• Task to complete: Copy out every line exactly as given.
□ □ □ □
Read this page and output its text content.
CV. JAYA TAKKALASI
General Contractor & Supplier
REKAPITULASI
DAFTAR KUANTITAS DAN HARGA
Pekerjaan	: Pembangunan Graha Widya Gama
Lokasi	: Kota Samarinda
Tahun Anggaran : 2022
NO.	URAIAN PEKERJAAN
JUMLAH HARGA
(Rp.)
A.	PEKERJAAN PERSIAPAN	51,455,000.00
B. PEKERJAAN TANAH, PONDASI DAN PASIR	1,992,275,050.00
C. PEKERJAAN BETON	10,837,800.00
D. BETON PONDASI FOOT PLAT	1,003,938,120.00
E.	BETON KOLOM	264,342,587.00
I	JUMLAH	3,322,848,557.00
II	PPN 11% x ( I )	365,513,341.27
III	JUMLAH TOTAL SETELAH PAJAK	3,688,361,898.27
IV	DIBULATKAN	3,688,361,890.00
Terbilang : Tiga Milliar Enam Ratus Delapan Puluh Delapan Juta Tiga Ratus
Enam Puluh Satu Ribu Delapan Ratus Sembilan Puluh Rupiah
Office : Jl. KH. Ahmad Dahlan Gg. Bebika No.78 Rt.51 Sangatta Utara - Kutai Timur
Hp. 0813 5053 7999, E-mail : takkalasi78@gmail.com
□ □ □ □
• Worked answer:
Read this page and output its text content.
CV. JAYA TAKKALASI
General Contractor & Supplier
REKAPITULASI
DAFTAR KUANTITAS DAN HARGA
Pekerjaan	: Pembangunan Graha Widya Gama
Lokasi	: Kota Samarinda
Tahun Anggaran : 2022
NO.	URAIAN PEKERJAAN
JUMLAH HARGA
(Rp.)
A.	PEKERJAAN PERSIAPAN	51,455,000.00
B. PEKERJAAN TANAH, PONDASI DAN PASIR	1,992,275,050.00
C. PEKERJAAN BETON	10,837,800.00
D. BETON PONDASI FOOT PLAT	1,003,938,120.00
E.	BETON KOLOM	264,342,587.00
I	JUMLAH	3,322,848,557.00
II	PPN 11% x ( I )	365,513,341.27
III	JUMLAH TOTAL SETELAH PAJAK	3,688,361,898.27
IV	DIBULATKAN	3,688,361,890.00
Terbilang : Tiga Milliar Enam Ratus Delapan Puluh Delapan Juta Tiga Ratus
Enam Puluh Satu Ribu Delapan Ratus Sembilan Puluh Rupiah
Office : Jl. KH. Ahmad Dahlan Gg. Bebika No.78 Rt.51 Sangatta Utara - Kutai Timur
Hp. 0813 5053 7999, E-mail : takkalasi78@gmail.com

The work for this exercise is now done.